== Set problem ==
Write out the records below word for word, please.
--------------------------------------------------
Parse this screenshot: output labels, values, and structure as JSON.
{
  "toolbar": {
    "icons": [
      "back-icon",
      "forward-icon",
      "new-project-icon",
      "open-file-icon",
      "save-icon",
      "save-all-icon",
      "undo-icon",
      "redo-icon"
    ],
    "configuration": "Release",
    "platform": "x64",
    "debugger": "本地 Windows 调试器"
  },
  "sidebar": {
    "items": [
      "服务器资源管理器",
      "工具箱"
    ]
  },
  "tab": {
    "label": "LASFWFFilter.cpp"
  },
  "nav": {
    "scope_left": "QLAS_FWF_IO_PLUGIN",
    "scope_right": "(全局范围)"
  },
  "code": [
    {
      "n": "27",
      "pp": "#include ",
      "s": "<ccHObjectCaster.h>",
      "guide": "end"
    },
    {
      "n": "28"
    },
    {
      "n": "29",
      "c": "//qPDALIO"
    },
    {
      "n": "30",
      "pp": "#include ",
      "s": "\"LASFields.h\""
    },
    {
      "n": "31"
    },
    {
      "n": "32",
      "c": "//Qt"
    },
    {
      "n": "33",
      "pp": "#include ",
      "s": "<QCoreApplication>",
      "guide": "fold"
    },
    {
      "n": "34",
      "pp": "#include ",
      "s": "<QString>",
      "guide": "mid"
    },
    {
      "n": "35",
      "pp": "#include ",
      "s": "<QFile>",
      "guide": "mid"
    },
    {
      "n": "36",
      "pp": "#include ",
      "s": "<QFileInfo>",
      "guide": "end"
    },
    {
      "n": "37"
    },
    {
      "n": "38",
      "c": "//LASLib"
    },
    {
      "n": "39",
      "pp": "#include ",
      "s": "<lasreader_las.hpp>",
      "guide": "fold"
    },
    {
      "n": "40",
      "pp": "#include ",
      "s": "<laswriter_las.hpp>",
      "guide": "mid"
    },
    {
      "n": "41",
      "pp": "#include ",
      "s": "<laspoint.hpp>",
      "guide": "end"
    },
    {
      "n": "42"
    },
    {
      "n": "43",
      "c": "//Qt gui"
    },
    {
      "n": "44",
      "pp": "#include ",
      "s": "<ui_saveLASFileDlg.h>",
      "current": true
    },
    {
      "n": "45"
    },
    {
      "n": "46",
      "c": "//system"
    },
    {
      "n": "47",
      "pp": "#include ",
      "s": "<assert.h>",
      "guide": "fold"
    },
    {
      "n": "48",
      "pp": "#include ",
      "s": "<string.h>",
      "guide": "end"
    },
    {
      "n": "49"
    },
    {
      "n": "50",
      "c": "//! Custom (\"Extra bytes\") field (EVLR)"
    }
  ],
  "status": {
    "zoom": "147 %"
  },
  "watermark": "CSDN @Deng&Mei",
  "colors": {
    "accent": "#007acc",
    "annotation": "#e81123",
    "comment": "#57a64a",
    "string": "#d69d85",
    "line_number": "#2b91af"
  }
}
--------------------------------------------------
== Result for this exercise ==
Parse this screenshot: output labels, values, and structure as JSON.
{
  "toolbar": {
    "icons": [
      "back-icon",
      "forward-icon",
      "new-project-icon",
      "open-file-icon",
      "save-icon",
      "save-all-icon",
      "undo-icon",
      "redo-icon"
    ],
    "configuration": "Release",
    "platform": "x64",
    "debugger": "本地 Windows 调试器"
  },
  "sidebar": {
    "items": [
      "服务器资源管理器",
      "工具箱"
    ]
  },
  "tab": {
    "label": "LASFWFFilter.cpp"
  },
  "nav": {
    "scope_left": "QLAS_FWF_IO_PLUGIN",
    "scope_right": "(全局范围)"
  },
  "code": [
    {
      "n": "27",
      "pp": "#include ",
      "s": "<ccHObjectCaster.h>",
      "guide": "end"
    },
    {
      "n": "28"
    },
    {
      "n": "29",
      "c": "//qPDALIO"
    },
    {
      "n": "30",
      "pp": "#include ",
      "s": "\"LASFields.h\""
    },
    {
      "n": "31"
    },
    {
      "n": "32",
      "c": "//Qt"
    },
    {
      "n": "33",
      "pp": "#include ",
      "s": "<QCoreApplication>",
      "guide": "fold"
    },
    {
      "n": "34",
      "pp": "#include ",
      "s": "<QString>",
      "guide": "mid"
    },
    {
      "n": "35",
      "pp": "#include ",
      "s": "<QFile>",
      "guide": "mid"
    },
    {
      "n": "36",
      "pp": "#include ",
      "s": "<QFileInfo>",
      "guide": "end"
    },
    {
      "n": "37"
    },
    {
      "n": "38",
      "c": "//LASLib"
    },
    {
      "n": "39",
      "pp": "#include ",
      "s": "<lasreader_las.hpp>",
      "guide": "fold"
    },
    {
      "n": "40",
      "pp": "#include ",
      "s": "<laswriter_las.hpp>",
      "guide": "mid"
    },
    {
      "n": "41",
      "pp": "#include ",
      "s": "<laspoint.hpp>",
      "guide": "end"
    },
    {
      "n": "42"
    },
    {
      "n": "43",
      "c": "//Qt gui"
    },
    {
      "n": "44",
      "pp": "#include ",
      "s": "<ui_saveLASFileDlg.h>",
      "current": true
    },
    {
      "n": "45"
    },
    {
      "n": "46",
      "c": "//system"
    },
    {
      "n": "47",
      "pp": "#include ",
      "s": "<assert.h>",
      "guide": "fold"
    },
    {
      "n": "48",
      "pp": "#include ",
      "s": "<string.h>",
      "guide": "end"
    },
    {
      "n": "49"
    },
    {
      "n": "50",
      "c": "//! Custom (\"Extra bytes\") field (EVLR)"
    }
  ],
  "status": {
    "zoom": "147 %"
  },
  "watermark": "CSDN @Deng&Mei",
  "colors": {
    "accent": "#007acc",
    "annotation": "#e81123",
    "comment": "#57a64a",
    "string": "#d69d85",
    "line_number": "#2b91af"
  }
}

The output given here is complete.